Start Records provided

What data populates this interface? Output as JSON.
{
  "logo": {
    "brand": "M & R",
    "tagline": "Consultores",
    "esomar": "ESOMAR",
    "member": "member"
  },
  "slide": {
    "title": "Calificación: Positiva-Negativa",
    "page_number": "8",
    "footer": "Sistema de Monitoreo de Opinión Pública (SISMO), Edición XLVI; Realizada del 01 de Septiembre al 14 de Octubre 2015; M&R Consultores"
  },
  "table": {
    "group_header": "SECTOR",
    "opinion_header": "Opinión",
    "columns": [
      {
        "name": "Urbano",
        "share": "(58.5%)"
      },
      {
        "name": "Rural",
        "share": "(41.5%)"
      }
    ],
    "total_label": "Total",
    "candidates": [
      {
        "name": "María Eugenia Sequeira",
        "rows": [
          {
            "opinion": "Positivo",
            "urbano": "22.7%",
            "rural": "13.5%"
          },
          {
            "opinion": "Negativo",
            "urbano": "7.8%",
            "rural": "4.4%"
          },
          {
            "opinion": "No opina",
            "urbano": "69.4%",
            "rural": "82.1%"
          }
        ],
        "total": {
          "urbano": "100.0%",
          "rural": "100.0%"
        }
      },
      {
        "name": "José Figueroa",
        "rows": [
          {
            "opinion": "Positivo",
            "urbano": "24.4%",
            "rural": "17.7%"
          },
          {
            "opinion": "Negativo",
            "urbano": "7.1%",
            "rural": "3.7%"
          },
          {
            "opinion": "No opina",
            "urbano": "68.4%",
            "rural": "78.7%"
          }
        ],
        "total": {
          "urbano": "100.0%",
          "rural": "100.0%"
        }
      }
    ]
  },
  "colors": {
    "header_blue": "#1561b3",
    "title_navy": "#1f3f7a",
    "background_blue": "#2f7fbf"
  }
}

End Records provided
Start Records provided

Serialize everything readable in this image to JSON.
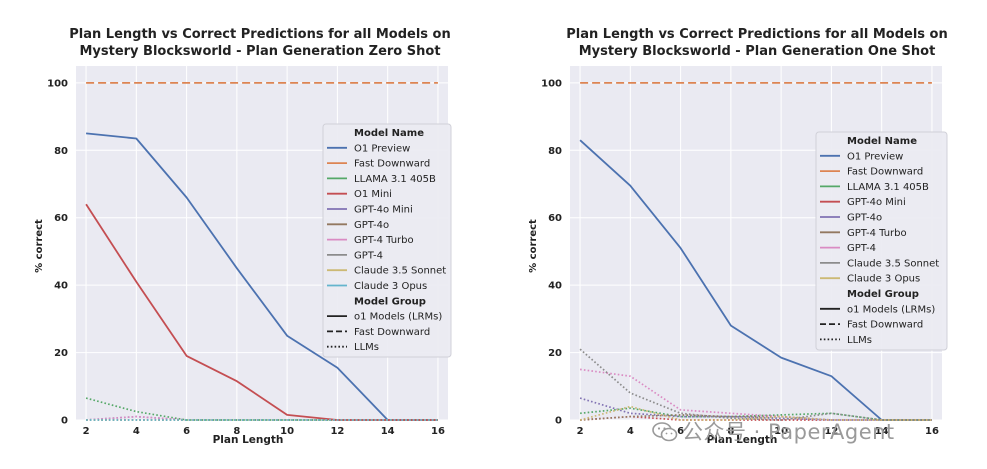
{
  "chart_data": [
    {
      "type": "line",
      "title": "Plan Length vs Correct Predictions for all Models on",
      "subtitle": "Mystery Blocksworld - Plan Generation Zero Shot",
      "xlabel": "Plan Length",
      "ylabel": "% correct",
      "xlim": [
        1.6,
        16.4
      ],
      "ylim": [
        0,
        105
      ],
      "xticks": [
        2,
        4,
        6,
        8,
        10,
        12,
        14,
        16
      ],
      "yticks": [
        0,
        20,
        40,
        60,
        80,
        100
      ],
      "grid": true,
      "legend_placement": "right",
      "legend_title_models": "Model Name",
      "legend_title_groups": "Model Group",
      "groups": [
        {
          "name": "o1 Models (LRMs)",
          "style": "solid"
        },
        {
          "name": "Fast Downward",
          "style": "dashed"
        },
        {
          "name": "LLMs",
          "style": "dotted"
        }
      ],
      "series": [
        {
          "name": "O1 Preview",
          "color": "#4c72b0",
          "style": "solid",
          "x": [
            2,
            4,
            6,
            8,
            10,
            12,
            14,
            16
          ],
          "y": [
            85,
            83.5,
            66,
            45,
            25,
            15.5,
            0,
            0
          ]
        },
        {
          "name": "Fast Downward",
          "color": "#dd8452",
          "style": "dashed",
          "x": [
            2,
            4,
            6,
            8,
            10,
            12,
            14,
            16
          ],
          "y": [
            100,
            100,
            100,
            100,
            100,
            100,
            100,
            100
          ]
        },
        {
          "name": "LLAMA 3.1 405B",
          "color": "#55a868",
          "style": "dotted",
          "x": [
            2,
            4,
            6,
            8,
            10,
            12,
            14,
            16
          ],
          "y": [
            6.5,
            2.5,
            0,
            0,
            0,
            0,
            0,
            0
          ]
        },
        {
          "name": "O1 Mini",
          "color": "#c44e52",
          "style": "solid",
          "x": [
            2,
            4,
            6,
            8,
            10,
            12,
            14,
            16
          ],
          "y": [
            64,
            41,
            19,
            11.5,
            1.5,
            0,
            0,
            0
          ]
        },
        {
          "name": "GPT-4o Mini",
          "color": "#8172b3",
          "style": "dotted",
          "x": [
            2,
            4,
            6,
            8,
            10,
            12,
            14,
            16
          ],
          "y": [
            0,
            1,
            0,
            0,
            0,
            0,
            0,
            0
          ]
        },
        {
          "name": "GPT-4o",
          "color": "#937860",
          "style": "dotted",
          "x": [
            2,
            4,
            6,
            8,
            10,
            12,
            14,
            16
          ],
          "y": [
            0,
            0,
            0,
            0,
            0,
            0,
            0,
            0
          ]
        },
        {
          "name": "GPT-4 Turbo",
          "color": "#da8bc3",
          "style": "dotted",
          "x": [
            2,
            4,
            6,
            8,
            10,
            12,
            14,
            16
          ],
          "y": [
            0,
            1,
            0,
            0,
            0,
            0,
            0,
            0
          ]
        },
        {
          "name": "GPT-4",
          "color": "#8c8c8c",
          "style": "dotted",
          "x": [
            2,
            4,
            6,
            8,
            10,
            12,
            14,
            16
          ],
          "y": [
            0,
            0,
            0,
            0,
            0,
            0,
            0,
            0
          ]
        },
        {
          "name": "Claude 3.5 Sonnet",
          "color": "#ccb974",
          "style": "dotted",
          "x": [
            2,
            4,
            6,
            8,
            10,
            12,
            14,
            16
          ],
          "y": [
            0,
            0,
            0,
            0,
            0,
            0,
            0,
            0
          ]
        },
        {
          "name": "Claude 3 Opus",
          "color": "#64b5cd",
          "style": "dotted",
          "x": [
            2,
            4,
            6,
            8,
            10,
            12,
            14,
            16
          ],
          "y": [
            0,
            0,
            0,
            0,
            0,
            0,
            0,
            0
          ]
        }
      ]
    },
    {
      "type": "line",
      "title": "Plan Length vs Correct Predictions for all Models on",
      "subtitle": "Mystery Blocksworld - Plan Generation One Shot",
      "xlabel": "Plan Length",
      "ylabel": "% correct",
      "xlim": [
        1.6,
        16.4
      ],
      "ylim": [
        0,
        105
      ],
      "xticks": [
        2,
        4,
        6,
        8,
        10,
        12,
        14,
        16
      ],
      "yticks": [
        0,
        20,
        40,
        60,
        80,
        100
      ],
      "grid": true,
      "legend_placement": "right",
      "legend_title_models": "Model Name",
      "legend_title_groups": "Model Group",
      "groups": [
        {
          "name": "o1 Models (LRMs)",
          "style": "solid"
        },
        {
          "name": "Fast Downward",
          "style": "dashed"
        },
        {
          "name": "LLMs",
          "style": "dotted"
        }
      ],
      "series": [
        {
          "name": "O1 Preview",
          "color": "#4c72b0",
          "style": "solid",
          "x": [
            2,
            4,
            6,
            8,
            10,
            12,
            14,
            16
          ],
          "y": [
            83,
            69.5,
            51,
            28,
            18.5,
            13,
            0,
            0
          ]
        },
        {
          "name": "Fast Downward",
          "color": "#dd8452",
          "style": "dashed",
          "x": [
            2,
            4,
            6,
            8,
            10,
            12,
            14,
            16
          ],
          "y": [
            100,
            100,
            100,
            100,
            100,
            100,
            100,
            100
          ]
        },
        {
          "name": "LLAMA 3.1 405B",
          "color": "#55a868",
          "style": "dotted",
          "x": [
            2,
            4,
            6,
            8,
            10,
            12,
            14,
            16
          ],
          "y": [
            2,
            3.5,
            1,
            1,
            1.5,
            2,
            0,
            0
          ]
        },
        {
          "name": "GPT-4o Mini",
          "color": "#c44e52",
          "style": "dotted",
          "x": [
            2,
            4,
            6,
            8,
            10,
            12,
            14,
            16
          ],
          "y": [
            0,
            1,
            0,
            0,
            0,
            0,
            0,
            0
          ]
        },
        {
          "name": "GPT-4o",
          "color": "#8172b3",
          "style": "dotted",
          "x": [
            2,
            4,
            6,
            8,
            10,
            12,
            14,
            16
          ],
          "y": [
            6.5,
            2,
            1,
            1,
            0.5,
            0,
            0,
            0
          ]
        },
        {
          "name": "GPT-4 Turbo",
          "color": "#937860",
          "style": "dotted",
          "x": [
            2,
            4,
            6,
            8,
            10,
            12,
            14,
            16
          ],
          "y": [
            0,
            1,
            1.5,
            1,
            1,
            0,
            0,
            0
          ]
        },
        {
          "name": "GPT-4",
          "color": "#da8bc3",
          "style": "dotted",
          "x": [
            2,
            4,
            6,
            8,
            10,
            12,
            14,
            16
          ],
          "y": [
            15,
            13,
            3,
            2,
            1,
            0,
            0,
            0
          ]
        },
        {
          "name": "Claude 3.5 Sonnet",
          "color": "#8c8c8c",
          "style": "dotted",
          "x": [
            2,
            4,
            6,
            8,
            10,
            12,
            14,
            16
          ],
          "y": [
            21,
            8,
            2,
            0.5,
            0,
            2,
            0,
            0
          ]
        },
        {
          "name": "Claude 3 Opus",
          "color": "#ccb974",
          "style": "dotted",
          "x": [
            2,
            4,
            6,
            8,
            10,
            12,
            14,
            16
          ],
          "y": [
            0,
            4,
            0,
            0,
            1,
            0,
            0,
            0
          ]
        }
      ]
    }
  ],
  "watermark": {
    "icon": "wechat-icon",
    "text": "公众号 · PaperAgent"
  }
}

End Records provided

• **Given request**
Search the records above for the string "Generation". Copy every line that contains it.

• **Answer to the task**
      "subtitle": "Mystery Blocksworld - Plan Generation Zero Shot",
      "subtitle": "Mystery Blocksworld - Plan Generation One Shot",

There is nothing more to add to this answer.